Requirement 1:
Can you rewrite the paragraph beginning "AI Compute Pool (ACP) is an AI computing power platform" in the AI Compute Pool page as a short list that keeps its main facts?
Requirement 2:
Which versions in the AI Compute Pool update table have an update time in 2022?
Requirement 3:
Could you write the next part of the AI Compute Pool page, picking up after its final sentence?

Passage:

AI Compute Pool (ACP)

Product Updates

Version No.	Updated content	Update time
AI Compute Pool v2.7	The AI Compute Pool is adapted to 910B and can run through the Pytorch framework single-machine and multi-machine training tasks; it supports unified command lines, safe POSIX, task event logs including information such as pod exception causes and trigger time, and foundation model exception detection & fault-tolerant system function optimization and iteration (add node information and supplement log details);	2023-12-30
AI Compute Pool v2.5	AI Compute Pool (Classic) will be unavailable. Users cannot create or restart training jobs on the old version of Compute Pool. Checkpoint fault tolerance and recovery mechanisms are available at the job level. Support internationalization - English UI. The Worker monitoring page is optimized to add Pod IP and support quick search and location of abnormal workers by host IP.	2023-11-30
AI Compute Pool v2.4	Provide fault tolerance logs and exception detection logs; allow workspace owners to adjust task priorities	2023-10-30
AI Compute Pool v2.3	More AZ scenarios	2023-09-30
AI Compute Pool v2.2	Fault tolerant function is available for training jobs	2023-08-30
AI Compute Pool v2.0	Compute Pool 2.0 is released and can cooperate with cluster products to manage training jobs. (The entrance to the original compute pool is retained and renamed as AI Compute Pool (Classic) without affecting the original functions)	2023-07-26
AI Compute Pool v1.1	Compute Pool 2.0 is released and can cooperate with cluster products to manage training jobs. (The entrance to the original compute pool is retained and renamed as AI Compute Pool (Classic) without affecting the original functions)	2023-07-26
AI Compute Pool GA	Optimized the presentation form of monitoring and logging functions, added task Worker events, and support for logging in to task Worker	2023-03-31
AI Compute Pool RC	Deliver compatibility with RoCE training network	2023-02-28
AI Compute Pool Beta	Users can unsubscribe from and renew AI Compute Pool	2022-12-31
AI Compute Pool Alpha2	Added functions such as task monitoring and logging	2022-10-31
AI Compute Pool Alpha	Users can create AI Compute Pool and submit training jobs	2022-09-30

Product Overview

AI Compute Pool (ACP) is an AI computing power platform featuring high performance, elastic scalability, security and stability, and intelligent scheduling based on SenseTime's many years of experience in R&D and operation of super-large AI supercomputing clusters, which can not only greatly improve the utilization of computing power resources and the efficiency of AI applications but also vigorously promote the growth of AI business.

Raw records:
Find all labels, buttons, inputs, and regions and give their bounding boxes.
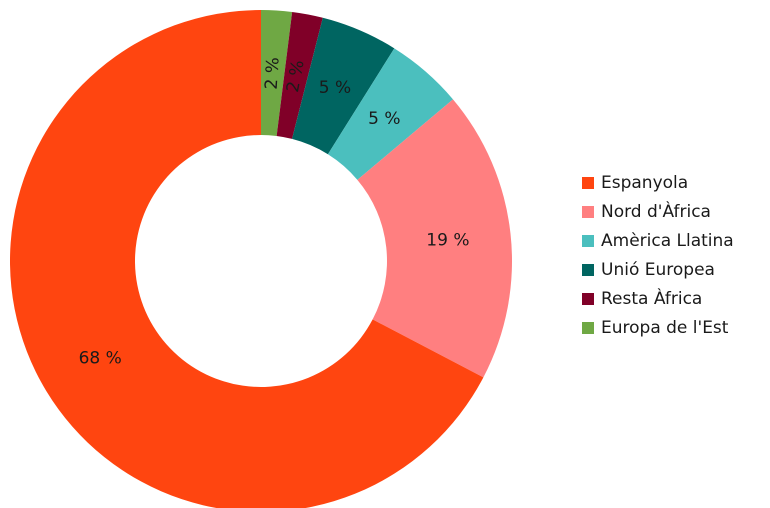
legend-label: Unió Europea [601, 259, 715, 280]
legend-label: Nord d'Àfrica [601, 201, 711, 222]
legend-swatch [582, 234, 594, 247]
legend-item-america-llatina: Amèrica Llatina [582, 226, 734, 255]
donut-slices [10, 10, 512, 508]
slice-america-llatina [327, 48, 453, 180]
slice-nord-d-africa [357, 99, 512, 378]
legend-swatch [582, 205, 594, 218]
legend-item-europa-de-l-est: Europa de l'Est [582, 313, 734, 342]
legend-item-unio-europea: Unió Europea [582, 255, 734, 284]
legend-swatch [582, 292, 594, 305]
data-labels: 2 % 2 % 5 %5 %19 %68 % [79, 57, 470, 369]
legend-label: Resta Àfrica [601, 288, 703, 309]
legend-label: Espanyola [601, 172, 689, 193]
data-label-europa-de-l-est: 2 % [262, 57, 284, 91]
legend-item-nord-d-africa: Nord d'Àfrica [582, 197, 734, 226]
legend-swatch [582, 263, 594, 276]
chart-legend: Espanyola Nord d'Àfrica Amèrica Llatina Uni… [582, 168, 734, 342]
data-label-espanyola: 68 % [79, 348, 122, 368]
legend-item-espanyola: Espanyola [582, 168, 734, 197]
slice-resta-africa [276, 11, 323, 139]
legend-swatch [582, 176, 594, 189]
slice-europa-de-l-est [261, 10, 293, 136]
data-label-unio-europea: 5 % [319, 78, 351, 98]
legend-label: Europa de l'Est [601, 317, 729, 338]
legend-label: Amèrica Llatina [601, 230, 734, 251]
legend-swatch [582, 321, 594, 334]
slice-unio-europea [292, 17, 395, 155]
data-label-america-llatina: 5 % [368, 109, 400, 129]
data-label-nord-d-africa: 19 % [426, 231, 469, 251]
legend-item-resta-africa: Resta Àfrica [582, 284, 734, 313]
slice-espanyola [10, 10, 484, 508]
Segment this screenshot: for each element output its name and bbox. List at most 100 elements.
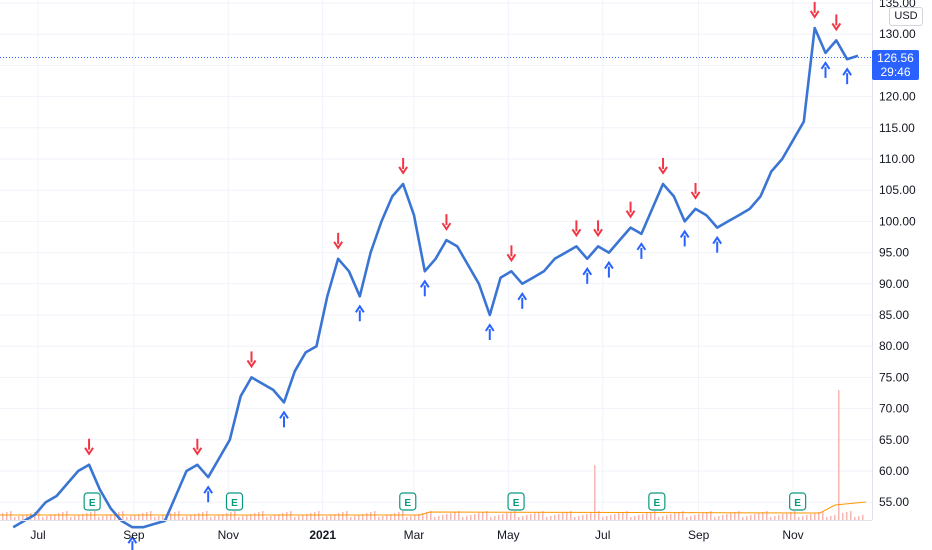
last-price-tag: 126.56 29:46 <box>872 50 919 80</box>
volume-bar <box>706 512 708 520</box>
volume-bar <box>6 512 8 520</box>
volume-bar <box>578 516 580 520</box>
volume-bar <box>430 511 432 520</box>
volume-bar <box>602 517 604 520</box>
volume-bar <box>22 515 24 520</box>
time-axis[interactable]: Jul Sep Nov 2021 Mar May Jul Sep Nov <box>30 528 803 542</box>
earnings-marker[interactable]: E <box>225 492 244 511</box>
volume-bar <box>298 516 300 520</box>
volume-bar <box>666 515 668 520</box>
volume-bar <box>546 517 548 520</box>
volume-bar <box>186 516 188 520</box>
volume-bar <box>594 465 596 520</box>
volume-bar <box>662 516 664 520</box>
volume-bar <box>854 517 856 520</box>
x-tick-label: Jul <box>30 528 45 542</box>
volume-bar <box>838 390 840 520</box>
volume-bar <box>674 513 676 520</box>
volume-bar <box>714 517 716 520</box>
volume-bar <box>294 517 296 520</box>
volume-bar <box>254 513 256 520</box>
volume-bar <box>146 512 148 520</box>
buy-signal-arrow <box>842 67 852 85</box>
volume-bar <box>446 514 448 520</box>
volume-bar <box>86 513 88 520</box>
sell-signal-arrow <box>192 438 203 456</box>
sell-signal-arrow <box>506 245 517 263</box>
volume-bar <box>62 512 64 520</box>
volume-bar <box>482 512 484 520</box>
volume-bar <box>542 511 544 520</box>
volume-bar <box>110 514 112 520</box>
volume-bar <box>354 516 356 520</box>
buy-signal-arrow <box>203 485 214 503</box>
earnings-marker[interactable]: E <box>648 492 666 511</box>
volume-bar <box>646 513 648 520</box>
volume-bar <box>634 516 636 520</box>
volume-bar <box>694 515 696 520</box>
currency-badge[interactable]: USD <box>889 7 923 26</box>
volume-bar <box>494 516 496 520</box>
volume-bar <box>274 515 276 520</box>
volume-bar <box>786 513 788 520</box>
volume-bar <box>538 512 540 520</box>
volume-bar <box>450 513 452 520</box>
volume-bar <box>242 516 244 520</box>
y-tick-label: 135.00 <box>879 0 916 10</box>
earnings-marker[interactable]: E <box>399 492 417 511</box>
volume-bar <box>554 515 556 520</box>
volume-bar <box>202 512 204 520</box>
x-tick-label: Nov <box>218 528 239 542</box>
volume-bar <box>334 514 336 520</box>
volume-bar <box>638 515 640 520</box>
y-tick-label: 110.00 <box>879 152 915 166</box>
sell-signal-arrow <box>398 157 408 175</box>
earnings-marker[interactable]: E <box>507 492 525 511</box>
volume-bar <box>342 512 344 520</box>
volume-bar <box>514 511 516 520</box>
volume-bar <box>398 512 400 520</box>
volume-bar <box>466 516 468 520</box>
earnings-label: E <box>89 498 96 509</box>
volume-bar <box>106 515 108 520</box>
chart-grid <box>0 0 872 520</box>
earnings-marker[interactable]: E <box>789 492 807 511</box>
volume-bar <box>830 516 832 520</box>
buy-signal-arrow <box>604 260 614 278</box>
volume-bar <box>278 514 280 520</box>
volume-bar <box>198 513 200 520</box>
volume-bar <box>654 511 656 520</box>
volume-bar <box>522 516 524 520</box>
earnings-marker[interactable]: E <box>83 492 101 511</box>
y-tick-label: 90.00 <box>879 277 909 291</box>
volume-bar <box>718 516 720 520</box>
volume-bar <box>358 515 360 520</box>
volume-bar <box>670 514 672 520</box>
volume-bar <box>682 511 684 520</box>
y-tick-label: 95.00 <box>879 246 909 260</box>
volume-bar <box>818 512 820 520</box>
volume-bar <box>394 513 396 520</box>
volume-bar <box>114 513 116 520</box>
volume-bar <box>90 512 92 520</box>
volume-bar <box>698 514 700 520</box>
volume-bar <box>734 512 736 520</box>
volume-bar <box>282 513 284 520</box>
y-tick-label: 60.00 <box>879 464 909 478</box>
volume-bar <box>678 512 680 520</box>
volume-bar <box>474 514 476 520</box>
volume-bar <box>306 514 308 520</box>
volume-bar <box>470 515 472 520</box>
volume-bar <box>386 515 388 520</box>
volume-bar <box>390 514 392 520</box>
volume-bar <box>502 514 504 520</box>
volume-bar <box>834 515 836 520</box>
volume-bar <box>626 511 628 520</box>
volume-bar <box>686 517 688 520</box>
volume-bar <box>158 516 160 520</box>
volume-bar <box>498 515 500 520</box>
bar-countdown: 29:46 <box>880 65 911 79</box>
volume-bar <box>330 515 332 520</box>
volume-bar <box>510 512 512 520</box>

Response 1:
- ACP is an AI computing power platform.
- It features high performance, elastic scalability, security and stability, and intelligent scheduling.
- It is based on SenseTime's many years of experience in R&D and operation of super-large AI supercomputing clusters.
- It greatly improves the utilization of computing power resources and the efficiency of AI applications.
- It vigorously promotes the growth of AI business.

Response 2:
- AI Compute Pool Beta (2022-12-31)
- AI Compute Pool Alpha2 (2022-10-31)
- AI Compute Pool Alpha (2022-09-30)

Response 3:
Product Architecture

Product Superiority

Large-scale distributed training: an RDMA (IB/RoCE) network specially developed for model training connects each training node, realizing high-speed communication on the training network and improving the efficiency of large-scale distributed training;
Multiple frameworks supported: support for multiple mainstream training frameworks and distributed architectures without the need of changing code adaptation, and realize access without any condition;
All-link visual monitoring of training jobs: Support the monitoring of distributed training jobs across multiple machines and multiple GPUs, support monitoring, logging, and alarming at the task level, Worker level, and GPU level, and support multi-machine and multi-GPU training.
Support fault tolerance and recovery mechanism of foundation model: In order to ensure the stable operation of large-scale distributed deep learning tasks, it provides task exception detection services, fault-tolerant rescheduling and recovery services for training jobs, and high-speed checkpoint services for distributed training jobs.
Support multiple training acceleration architectures: For distributed training jobs, support training acceleration architectures including Parameter Server and All Reduce-DDP.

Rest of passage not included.